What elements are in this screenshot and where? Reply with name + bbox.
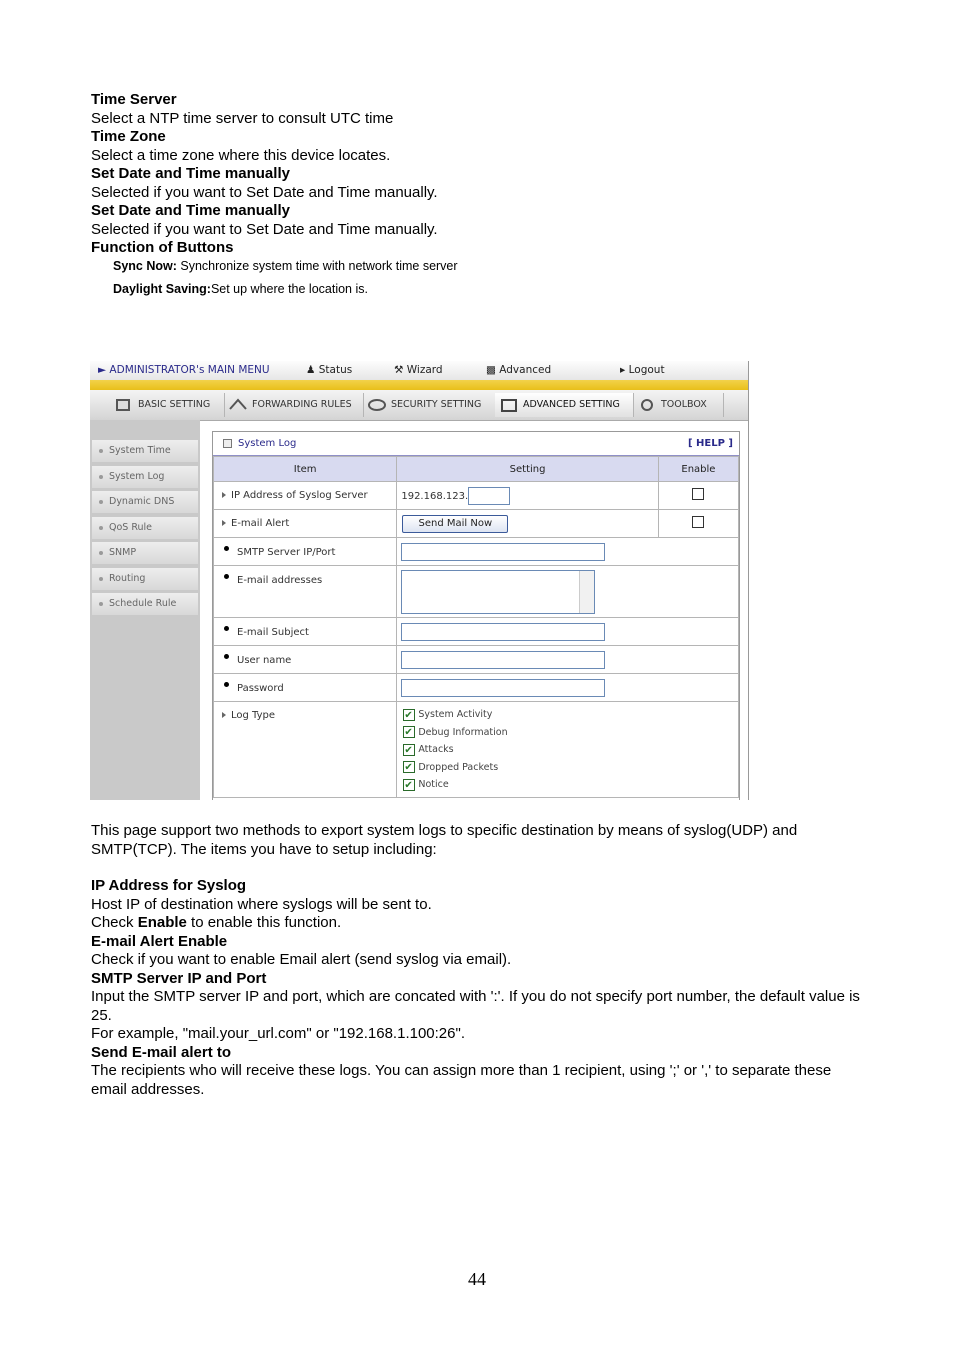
email-addresses-textarea[interactable]	[401, 570, 595, 614]
logout-label: Logout	[628, 364, 665, 376]
send-mail-now-button[interactable]: Send Mail Now	[402, 515, 508, 533]
syslog-setting-cell	[397, 482, 658, 510]
log-type-label-3: Dropped Packets	[418, 761, 499, 773]
triangle-icon	[222, 492, 226, 498]
email-alert-label: E-mail Alert	[231, 518, 290, 529]
intro-text	[91, 91, 871, 297]
username-setting-cell	[397, 646, 739, 674]
sidebar-label: System Time	[109, 445, 171, 456]
table-row	[214, 702, 739, 798]
log-type-setting-cell	[397, 702, 739, 798]
table-row	[214, 674, 739, 702]
log-type-dropped-packets[interactable]	[397, 759, 738, 777]
menu-advanced-setting[interactable]	[495, 393, 634, 417]
wizard-link[interactable]	[394, 364, 443, 376]
desc-email-alert: Check if you want to enable Email alert (send syslog via email).	[91, 951, 512, 968]
syslog-cell	[214, 482, 397, 510]
check-icon[interactable]	[403, 744, 415, 756]
email-subject-setting-cell	[397, 618, 739, 646]
advanced-label: Advanced	[499, 364, 552, 376]
desc-ip-syslog: Host IP of destination where syslogs will be sent to.	[91, 895, 432, 913]
smtp-cell	[214, 538, 397, 566]
heading-ip-syslog: IP Address for Syslog	[91, 877, 247, 894]
table-row	[214, 538, 739, 566]
col-setting: Setting	[397, 457, 658, 482]
email-subject-label: E-mail Subject	[237, 626, 309, 638]
email-addr-cell	[214, 566, 397, 618]
heading-time-server: Time Server	[91, 91, 177, 108]
log-type-cell	[214, 702, 397, 798]
username-input[interactable]	[401, 651, 605, 669]
log-type-system-activity[interactable]	[397, 706, 738, 724]
triangle-icon	[222, 520, 226, 526]
enable-bold: Enable	[137, 914, 187, 931]
check-icon[interactable]	[403, 726, 415, 738]
heading-send-email: Send E-mail alert to	[91, 1043, 232, 1061]
wizard-label: Wizard	[406, 364, 443, 376]
log-type-label-4: Notice	[418, 779, 449, 791]
password-label: Password	[237, 682, 284, 694]
yellow-banner	[90, 380, 748, 390]
col-item: Item	[214, 457, 397, 482]
sync-now-text: Synchronize system time with network time server	[176, 258, 458, 273]
sidebar-item-system-time[interactable]	[92, 440, 198, 462]
status-link[interactable]	[306, 364, 352, 376]
log-type-attacks[interactable]	[397, 741, 738, 759]
forwarding-icon	[228, 397, 248, 413]
log-type-label-2: Attacks	[418, 744, 454, 756]
intro-paragraph: This page support two methods to export system logs to specific destination by means of syslog(UDP) and SMTP(TCP). The items you have to setup including:	[91, 822, 798, 858]
menu-forwarding-label: FORWARDING RULES	[252, 399, 352, 410]
sidebar-label: QoS Rule	[109, 522, 153, 533]
password-cell	[214, 674, 397, 702]
sidebar-item-routing[interactable]	[92, 568, 198, 590]
username-label: User name	[237, 654, 292, 666]
email-addr-setting-cell	[397, 566, 739, 618]
sidebar-label: System Log	[109, 471, 165, 482]
sync-now-desc	[91, 258, 871, 274]
menu-basic-setting[interactable]	[110, 393, 225, 417]
daylight-saving-desc	[91, 281, 871, 297]
desc-send-email: The recipients who will receive these logs. You can assign more than 1 recipient, using ';' or ',' to separate these email addresses.	[91, 1062, 832, 1098]
enable-post: to enable this function.	[186, 914, 342, 931]
logout-link[interactable]	[620, 364, 665, 376]
menu-security-label: SECURITY SETTING	[391, 399, 482, 410]
syslog-ip-prefix: 192.168.123.	[401, 490, 469, 502]
check-icon[interactable]	[403, 779, 415, 791]
email-alert-enable-cell	[658, 510, 738, 538]
table-row	[214, 482, 739, 510]
security-icon	[367, 397, 387, 413]
heading-set-date-1: Set Date and Time manually	[91, 165, 290, 182]
col-enable: Enable	[658, 457, 738, 482]
log-type-debug-information[interactable]	[397, 724, 738, 742]
daylight-saving-text: Set up where the location is.	[210, 281, 368, 296]
password-input[interactable]	[401, 679, 605, 697]
desc-enable	[91, 914, 871, 933]
email-subject-input[interactable]	[401, 623, 605, 641]
sidebar-item-schedule-rule[interactable]	[92, 593, 198, 615]
panel-title	[223, 432, 296, 455]
desc-time-server: Select a NTP time server to consult UTC time	[91, 109, 394, 127]
desc-smtp-example: For example, "mail.your_url.com" or "192.168.1.100:26".	[91, 1025, 465, 1042]
sidebar-label: Dynamic DNS	[109, 496, 175, 507]
sidebar-label: SNMP	[109, 547, 137, 558]
sidebar-label: Schedule Rule	[109, 598, 177, 609]
page-number: 44	[468, 1269, 486, 1289]
table-row	[214, 510, 739, 538]
menu-security-setting[interactable]	[363, 393, 496, 417]
menu-toolbox-label: TOOLBOX	[661, 399, 707, 410]
syslog-ip-input[interactable]	[468, 487, 510, 505]
log-type-notice[interactable]	[397, 776, 738, 794]
table-row	[214, 618, 739, 646]
heading-smtp: SMTP Server IP and Port	[91, 969, 267, 987]
daylight-saving-label: Daylight Saving:	[113, 281, 211, 296]
email-alert-enable-checkbox[interactable]	[692, 516, 704, 528]
heading-email-alert: E-mail Alert Enable	[91, 932, 228, 950]
advanced-setting-icon	[499, 397, 519, 413]
email-alert-cell	[214, 510, 397, 538]
syslog-label: IP Address of Syslog Server	[231, 490, 368, 501]
sidebar-item-qos-rule[interactable]	[92, 517, 198, 539]
smtp-server-input[interactable]	[401, 543, 605, 561]
check-icon[interactable]	[403, 761, 415, 773]
chevron-right-icon: ▸	[620, 364, 626, 376]
email-alert-setting-cell	[397, 510, 658, 538]
scrollbar[interactable]	[579, 571, 594, 613]
heading-time-zone: Time Zone	[91, 128, 166, 145]
sidebar-label: Routing	[109, 573, 146, 584]
menu-advanced-label: ADVANCED SETTING	[523, 399, 620, 410]
heading-set-date-2: Set Date and Time manually	[91, 202, 290, 219]
status-icon: ♟	[306, 364, 316, 376]
enable-pre: Check	[91, 914, 138, 931]
syslog-enable-checkbox[interactable]	[692, 488, 704, 500]
system-log-panel	[212, 431, 740, 800]
sidebar-item-system-log[interactable]	[92, 466, 198, 488]
sidebar	[90, 420, 200, 800]
table-row	[214, 566, 739, 618]
log-type-label-0: System Activity	[418, 709, 493, 720]
triangle-icon	[222, 712, 226, 718]
wizard-icon: ⚒	[394, 364, 404, 376]
menu-basic-label: BASIC SETTING	[138, 399, 211, 410]
router-ui-screenshot	[90, 361, 749, 800]
help-link[interactable]: [ HELP ]	[687, 438, 733, 449]
log-type-label: Log Type	[231, 710, 276, 721]
heading-function-buttons: Function of Buttons	[91, 239, 234, 256]
log-type-label-1: Debug Information	[418, 726, 508, 738]
desc-set-date-2: Selected if you want to Set Date and Time manually.	[91, 220, 438, 238]
sidebar-item-snmp[interactable]	[92, 542, 198, 564]
table-row	[214, 646, 739, 674]
menu-toolbox[interactable]	[633, 393, 724, 417]
panel-title-text: System Log	[238, 438, 297, 449]
email-subject-cell	[214, 618, 397, 646]
syslog-enable-cell	[658, 482, 738, 510]
username-cell	[214, 646, 397, 674]
desc-time-zone: Select a time zone where this device locates.	[91, 146, 391, 164]
menu-forwarding-rules[interactable]	[224, 393, 364, 417]
top-nav-bar	[90, 361, 748, 381]
email-addresses-label: E-mail addresses	[237, 575, 323, 586]
admin-menu-label: ADMINISTRATOR's MAIN MENU	[109, 364, 270, 376]
status-label: Status	[318, 364, 353, 376]
advanced-link[interactable]	[486, 364, 551, 376]
sidebar-item-dynamic-dns[interactable]	[92, 491, 198, 513]
syslog-table	[213, 456, 739, 798]
panel-header	[213, 432, 739, 456]
desc-set-date-1: Selected if you want to Set Date and Time manually.	[91, 183, 438, 201]
password-setting-cell	[397, 674, 739, 702]
toolbox-icon	[637, 397, 657, 413]
admin-menu-link[interactable]: ► ADMINISTRATOR's MAIN MENU	[98, 364, 270, 376]
smtp-setting-cell	[397, 538, 739, 566]
explanation-text	[91, 822, 871, 1099]
smtp-label: SMTP Server IP/Port	[237, 546, 336, 558]
sync-now-label: Sync Now:	[113, 258, 177, 273]
advanced-icon: ▩	[486, 364, 496, 376]
desc-smtp: Input the SMTP server IP and port, which are concated with ':'. If you do not specify port number, the default value is 25.	[91, 988, 860, 1024]
book-icon	[114, 397, 134, 413]
square-icon	[223, 439, 232, 448]
check-icon[interactable]	[403, 709, 415, 721]
main-menu-bar	[90, 390, 748, 421]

*****

▸ **WRITTEN INSTRUCTION**
Output, as a Markdown table with the columns Line No. and Row Text, every line starting with the one containing "570, 595, 614]" and going on through the one containing "759, 738, 777]", both ends included. Number each line and omit any blank lines.

▸ **FINAL RESULT**
| Line No. | Row Text |
|---|---|
| 1 | email-addresses-textarea[interactable]	[401, 570, 595, 614] |
| 2 | logout-label: Logout	[628, 364, 665, 376] |
| 3 | send-mail-now-button[interactable]: Send Mail Now	[402, 515, 508, 533] |
| 4 | syslog-setting-cell	[397, 482, 658, 510] |
| 5 | log-type-label-3: Dropped Packets	[418, 761, 499, 773] |
| 6 | triangle-icon	[222, 492, 226, 498] |
| 7 | email-alert-label: E-mail Alert	[231, 518, 290, 529] |
| 8 | intro-text	[91, 91, 871, 297] |
| 9 | username-setting-cell	[397, 646, 739, 674] |
| 10 | sidebar-label: System Time	[109, 445, 171, 456] |
| 11 | table-row	[214, 702, 739, 798] |
| 12 | log-type-setting-cell	[397, 702, 739, 798] |
| 13 | table-row	[214, 674, 739, 702] |
| 14 | log-type-dropped-packets[interactable]	[397, 759, 738, 777] |